[start]
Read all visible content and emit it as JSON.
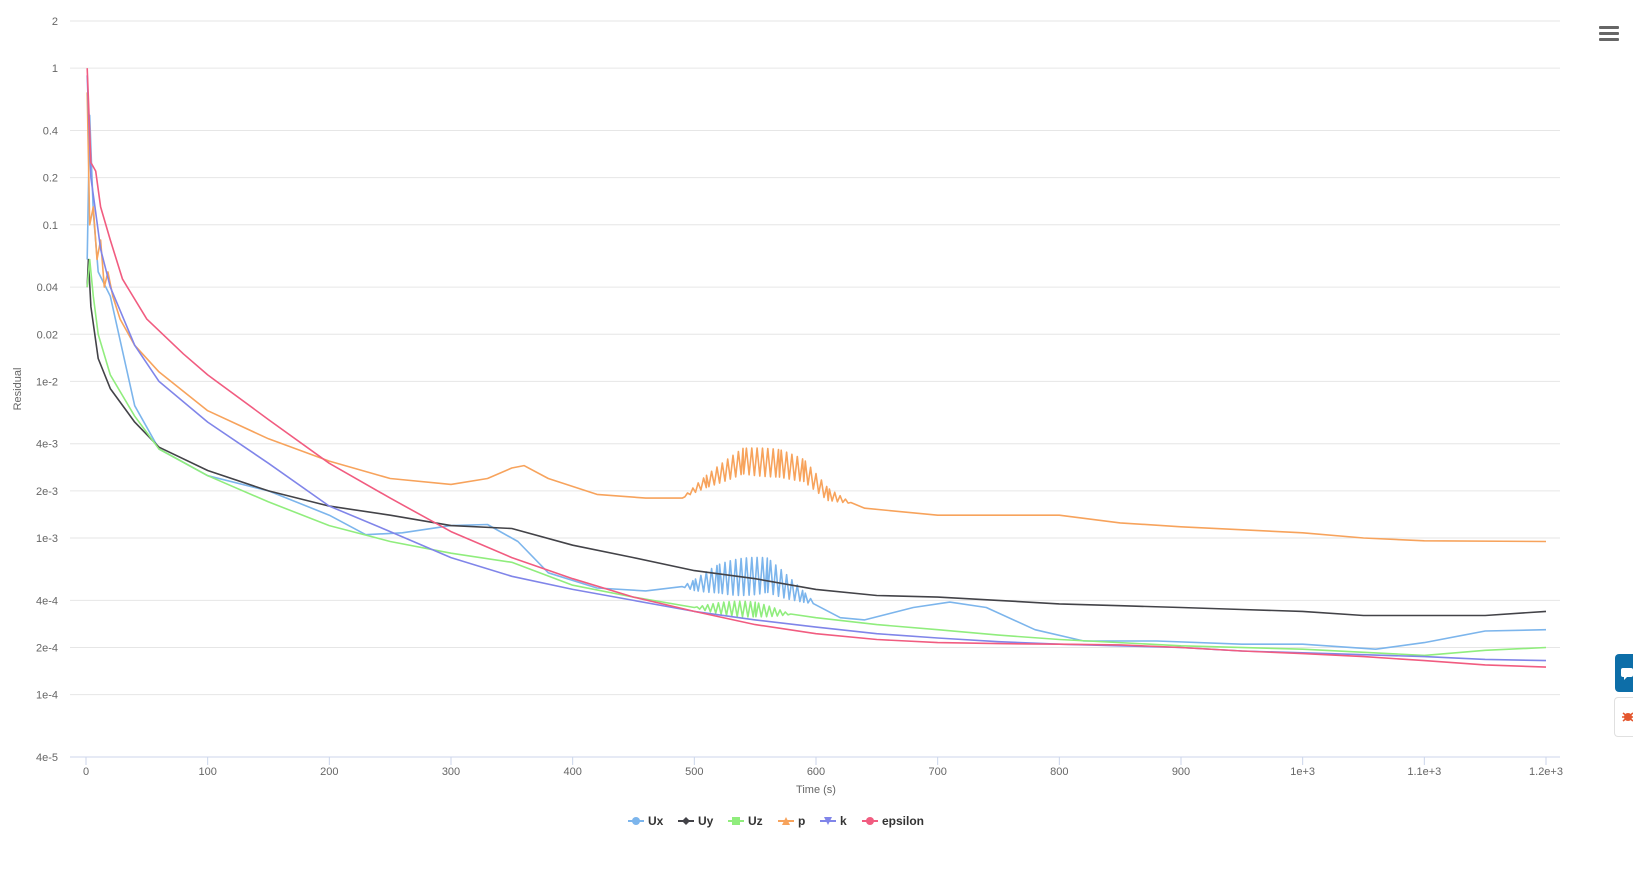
{
  "chart_data": {
    "type": "line",
    "title": "",
    "xlabel": "Time (s)",
    "ylabel": "Residual",
    "xlim": [
      0,
      1200
    ],
    "ylim": [
      4e-05,
      2
    ],
    "yscale": "log",
    "grid": "horizontal",
    "legend_position": "bottom-center",
    "x_ticks": [
      0,
      100,
      200,
      300,
      400,
      500,
      600,
      700,
      800,
      900,
      1000,
      1100,
      1200
    ],
    "x_tick_labels": [
      "0",
      "100",
      "200",
      "300",
      "400",
      "500",
      "600",
      "700",
      "800",
      "900",
      "1e+3",
      "1.1e+3",
      "1.2e+3"
    ],
    "y_ticks": [
      2,
      1,
      0.4,
      0.2,
      0.1,
      0.04,
      0.02,
      0.01,
      0.004,
      0.002,
      0.001,
      0.0004,
      0.0002,
      0.0001,
      4e-05
    ],
    "y_tick_labels": [
      "2",
      "1",
      "0.4",
      "0.2",
      "0.1",
      "0.04",
      "0.02",
      "1e-2",
      "4e-3",
      "2e-3",
      "1e-3",
      "4e-4",
      "2e-4",
      "1e-4",
      "4e-5"
    ],
    "series": [
      {
        "name": "Ux",
        "color": "#7cb5ec",
        "marker": "circle",
        "points": [
          [
            1,
            0.06
          ],
          [
            3,
            0.5
          ],
          [
            6,
            0.12
          ],
          [
            10,
            0.05
          ],
          [
            20,
            0.035
          ],
          [
            40,
            0.007
          ],
          [
            60,
            0.0037
          ],
          [
            100,
            0.0025
          ],
          [
            150,
            0.002
          ],
          [
            200,
            0.0014
          ],
          [
            230,
            0.00105
          ],
          [
            260,
            0.00108
          ],
          [
            300,
            0.0012
          ],
          [
            330,
            0.00122
          ],
          [
            355,
            0.00095
          ],
          [
            380,
            0.0006
          ],
          [
            420,
            0.00048
          ],
          [
            460,
            0.00046
          ],
          [
            500,
            0.0005
          ],
          [
            520,
            0.00055
          ],
          [
            560,
            0.00058
          ],
          [
            590,
            0.00042
          ],
          [
            620,
            0.00031
          ],
          [
            640,
            0.0003
          ],
          [
            680,
            0.00036
          ],
          [
            710,
            0.00039
          ],
          [
            740,
            0.00036
          ],
          [
            780,
            0.00026
          ],
          [
            820,
            0.00022
          ],
          [
            880,
            0.00022
          ],
          [
            950,
            0.00021
          ],
          [
            1000,
            0.00021
          ],
          [
            1060,
            0.000195
          ],
          [
            1100,
            0.000215
          ],
          [
            1150,
            0.000255
          ],
          [
            1200,
            0.00026
          ]
        ],
        "oscillation": {
          "x_range": [
            490,
            600
          ],
          "amplitude": 0.12
        }
      },
      {
        "name": "Uy",
        "color": "#434348",
        "marker": "diamond",
        "points": [
          [
            1,
            0.04
          ],
          [
            2,
            0.06
          ],
          [
            4,
            0.03
          ],
          [
            10,
            0.014
          ],
          [
            20,
            0.009
          ],
          [
            40,
            0.0055
          ],
          [
            60,
            0.0038
          ],
          [
            100,
            0.0027
          ],
          [
            150,
            0.002
          ],
          [
            200,
            0.0016
          ],
          [
            250,
            0.0014
          ],
          [
            300,
            0.0012
          ],
          [
            350,
            0.00115
          ],
          [
            400,
            0.0009
          ],
          [
            450,
            0.00075
          ],
          [
            500,
            0.00062
          ],
          [
            550,
            0.00055
          ],
          [
            600,
            0.00047
          ],
          [
            650,
            0.00043
          ],
          [
            700,
            0.00042
          ],
          [
            750,
            0.0004
          ],
          [
            800,
            0.00038
          ],
          [
            850,
            0.00037
          ],
          [
            900,
            0.00036
          ],
          [
            950,
            0.00035
          ],
          [
            1000,
            0.00034
          ],
          [
            1050,
            0.00032
          ],
          [
            1100,
            0.00032
          ],
          [
            1150,
            0.00032
          ],
          [
            1200,
            0.00034
          ]
        ]
      },
      {
        "name": "Uz",
        "color": "#90ed7d",
        "marker": "square",
        "points": [
          [
            1,
            0.04
          ],
          [
            3,
            0.06
          ],
          [
            6,
            0.035
          ],
          [
            10,
            0.02
          ],
          [
            20,
            0.011
          ],
          [
            40,
            0.006
          ],
          [
            60,
            0.0037
          ],
          [
            100,
            0.0025
          ],
          [
            150,
            0.0017
          ],
          [
            200,
            0.0012
          ],
          [
            250,
            0.00095
          ],
          [
            300,
            0.0008
          ],
          [
            350,
            0.0007
          ],
          [
            400,
            0.0005
          ],
          [
            450,
            0.00042
          ],
          [
            500,
            0.00036
          ],
          [
            550,
            0.00035
          ],
          [
            600,
            0.00031
          ],
          [
            650,
            0.00028
          ],
          [
            700,
            0.00026
          ],
          [
            750,
            0.00024
          ],
          [
            800,
            0.000225
          ],
          [
            900,
            0.000205
          ],
          [
            1000,
            0.000195
          ],
          [
            1100,
            0.000178
          ],
          [
            1150,
            0.000192
          ],
          [
            1200,
            0.0002
          ]
        ],
        "oscillation": {
          "x_range": [
            500,
            580
          ],
          "amplitude": 0.05
        }
      },
      {
        "name": "p",
        "color": "#f7a35c",
        "marker": "triangle",
        "points": [
          [
            1,
            0.7
          ],
          [
            3,
            0.1
          ],
          [
            6,
            0.13
          ],
          [
            9,
            0.06
          ],
          [
            12,
            0.08
          ],
          [
            15,
            0.04
          ],
          [
            18,
            0.05
          ],
          [
            22,
            0.035
          ],
          [
            28,
            0.025
          ],
          [
            40,
            0.017
          ],
          [
            60,
            0.0115
          ],
          [
            100,
            0.0065
          ],
          [
            150,
            0.0043
          ],
          [
            200,
            0.0031
          ],
          [
            250,
            0.0024
          ],
          [
            300,
            0.0022
          ],
          [
            330,
            0.0024
          ],
          [
            350,
            0.0028
          ],
          [
            360,
            0.0029
          ],
          [
            380,
            0.0024
          ],
          [
            420,
            0.0019
          ],
          [
            460,
            0.0018
          ],
          [
            490,
            0.0018
          ],
          [
            510,
            0.0023
          ],
          [
            540,
            0.0031
          ],
          [
            570,
            0.003
          ],
          [
            590,
            0.0027
          ],
          [
            610,
            0.0019
          ],
          [
            640,
            0.00155
          ],
          [
            700,
            0.0014
          ],
          [
            760,
            0.0014
          ],
          [
            800,
            0.0014
          ],
          [
            850,
            0.00125
          ],
          [
            900,
            0.00118
          ],
          [
            1000,
            0.00108
          ],
          [
            1050,
            0.001
          ],
          [
            1100,
            0.00096
          ],
          [
            1200,
            0.00095
          ]
        ],
        "oscillation": {
          "x_range": [
            490,
            630
          ],
          "amplitude": 0.09
        }
      },
      {
        "name": "k",
        "color": "#8085e9",
        "marker": "triangle-down",
        "points": [
          [
            1,
            0.9
          ],
          [
            4,
            0.2
          ],
          [
            8,
            0.12
          ],
          [
            12,
            0.07
          ],
          [
            20,
            0.04
          ],
          [
            40,
            0.017
          ],
          [
            60,
            0.01
          ],
          [
            100,
            0.0055
          ],
          [
            150,
            0.003
          ],
          [
            200,
            0.0016
          ],
          [
            250,
            0.0011
          ],
          [
            300,
            0.00075
          ],
          [
            350,
            0.00057
          ],
          [
            400,
            0.00047
          ],
          [
            450,
            0.0004
          ],
          [
            500,
            0.00034
          ],
          [
            550,
            0.0003
          ],
          [
            600,
            0.00027
          ],
          [
            650,
            0.000245
          ],
          [
            700,
            0.00023
          ],
          [
            750,
            0.000218
          ],
          [
            800,
            0.00021
          ],
          [
            850,
            0.000205
          ],
          [
            900,
            0.0002
          ],
          [
            950,
            0.00019
          ],
          [
            1000,
            0.000185
          ],
          [
            1050,
            0.00018
          ],
          [
            1100,
            0.000175
          ],
          [
            1150,
            0.000168
          ],
          [
            1200,
            0.000165
          ]
        ]
      },
      {
        "name": "epsilon",
        "color": "#f15c80",
        "marker": "circle",
        "points": [
          [
            1,
            1
          ],
          [
            4,
            0.25
          ],
          [
            8,
            0.22
          ],
          [
            12,
            0.13
          ],
          [
            20,
            0.08
          ],
          [
            30,
            0.045
          ],
          [
            50,
            0.025
          ],
          [
            80,
            0.015
          ],
          [
            100,
            0.011
          ],
          [
            150,
            0.0057
          ],
          [
            200,
            0.003
          ],
          [
            250,
            0.0018
          ],
          [
            300,
            0.0011
          ],
          [
            350,
            0.00075
          ],
          [
            400,
            0.00055
          ],
          [
            450,
            0.00042
          ],
          [
            500,
            0.00034
          ],
          [
            550,
            0.00028
          ],
          [
            600,
            0.000245
          ],
          [
            650,
            0.000225
          ],
          [
            700,
            0.000215
          ],
          [
            750,
            0.000212
          ],
          [
            800,
            0.00021
          ],
          [
            850,
            0.000208
          ],
          [
            900,
            0.0002
          ],
          [
            950,
            0.00019
          ],
          [
            1000,
            0.000183
          ],
          [
            1050,
            0.000175
          ],
          [
            1100,
            0.000165
          ],
          [
            1150,
            0.000155
          ],
          [
            1200,
            0.00015
          ]
        ]
      }
    ]
  },
  "ui": {
    "menu_icon": "hamburger-menu-icon",
    "side_tabs": [
      {
        "name": "chat-tab",
        "icon": "chat-icon",
        "color": "#0d6ea8"
      },
      {
        "name": "bug-report-tab",
        "icon": "bug-icon",
        "color": "#e4572e"
      }
    ]
  }
}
[end]
Exercise objective - Where does the word "marker" appear? Return each line that holds it.

The response -
        "marker": "circle",
        "marker": "diamond",
        "marker": "square",
        "marker": "triangle",
        "marker": "triangle-down",
        "marker": "circle",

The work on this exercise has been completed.